Dataset items

/---

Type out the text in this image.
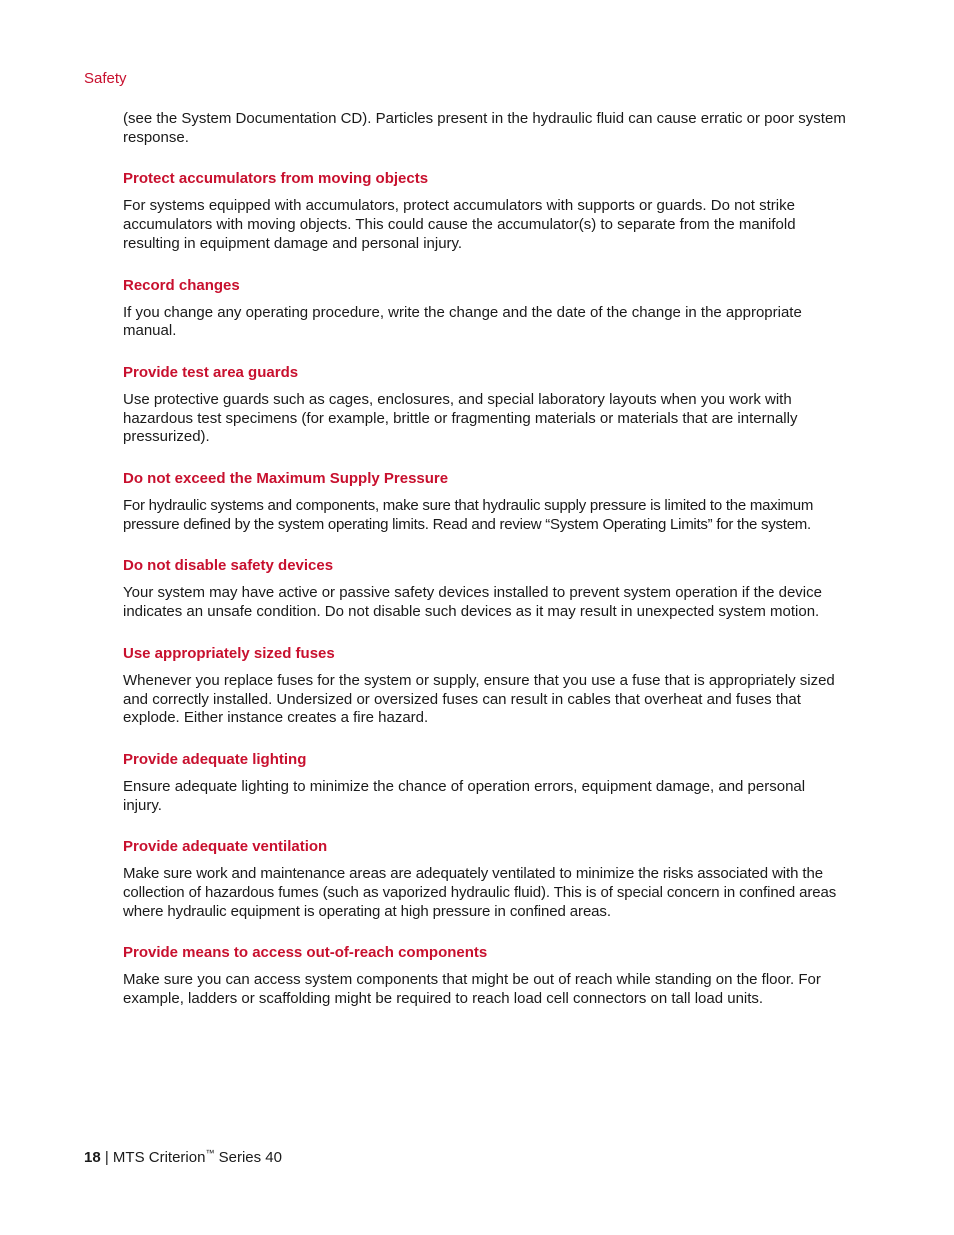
Safety

(see the System Documentation CD). Particles present in the hydraulic fluid can cause erratic or poor system response.

Protect accumulators from moving objects

For systems equipped with accumulators, protect accumulators with supports or guards. Do not strike accumulators with moving objects. This could cause the accumulator(s) to separate from the manifold resulting in equipment damage and personal injury.

Record changes

If you change any operating procedure, write the change and the date of the change in the appropriate manual.

Provide test area guards

Use protective guards such as cages, enclosures, and special laboratory layouts when you work with hazardous test specimens (for example, brittle or fragmenting materials or materials that are internally pressurized).

Do not exceed the Maximum Supply Pressure

For hydraulic systems and components, make sure that hydraulic supply pressure is limited to the maximum pressure defined by the system operating limits. Read and review “System Operating Limits” for the system.

Do not disable safety devices

Your system may have active or passive safety devices installed to prevent system operation if the device indicates an unsafe condition. Do not disable such devices as it may result in unexpected system motion.

Use appropriately sized fuses

Whenever you replace fuses for the system or supply, ensure that you use a fuse that is appropriately sized and correctly installed. Undersized or oversized fuses can result in cables that overheat and fuses that explode. Either instance creates a fire hazard.

Provide adequate lighting

Ensure adequate lighting to minimize the chance of operation errors, equipment damage, and personal injury.

Provide adequate ventilation

Make sure work and maintenance areas are adequately ventilated to minimize the risks associated with the collection of hazardous fumes (such as vaporized hydraulic fluid). This is of special concern in confined areas where hydraulic equipment is operating at high pressure in confined areas.

Provide means to access out-of-reach components

Make sure you can access system components that might be out of reach while standing on the floor. For example, ladders or scaffolding might be required to reach load cell connectors on tall load units.

18 | MTS Criterion™ Series 40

\---

# Exercise objective
Your copy should repeat each entry above exactly but contain no pictures.

# Result below
Type out the text in this image.
Safety

(see the System Documentation CD). Particles present in the hydraulic fluid can cause erratic or poor system response.

Protect accumulators from moving objects

For systems equipped with accumulators, protect accumulators with supports or guards. Do not strike accumulators with moving objects. This could cause the accumulator(s) to separate from the manifold resulting in equipment damage and personal injury.

Record changes

If you change any operating procedure, write the change and the date of the change in the appropriate manual.

Provide test area guards

Use protective guards such as cages, enclosures, and special laboratory layouts when you work with hazardous test specimens (for example, brittle or fragmenting materials or materials that are internally pressurized).

Do not exceed the Maximum Supply Pressure

For hydraulic systems and components, make sure that hydraulic supply pressure is limited to the maximum pressure defined by the system operating limits. Read and review “System Operating Limits” for the system.

Do not disable safety devices

Your system may have active or passive safety devices installed to prevent system operation if the device indicates an unsafe condition. Do not disable such devices as it may result in unexpected system motion.

Use appropriately sized fuses

Whenever you replace fuses for the system or supply, ensure that you use a fuse that is appropriately sized and correctly installed. Undersized or oversized fuses can result in cables that overheat and fuses that explode. Either instance creates a fire hazard.

Provide adequate lighting

Ensure adequate lighting to minimize the chance of operation errors, equipment damage, and personal injury.

Provide adequate ventilation

Make sure work and maintenance areas are adequately ventilated to minimize the risks associated with the collection of hazardous fumes (such as vaporized hydraulic fluid). This is of special concern in confined areas where hydraulic equipment is operating at high pressure in confined areas.

Provide means to access out-of-reach components

Make sure you can access system components that might be out of reach while standing on the floor. For example, ladders or scaffolding might be required to reach load cell connectors on tall load units.

18 | MTS Criterion™ Series 40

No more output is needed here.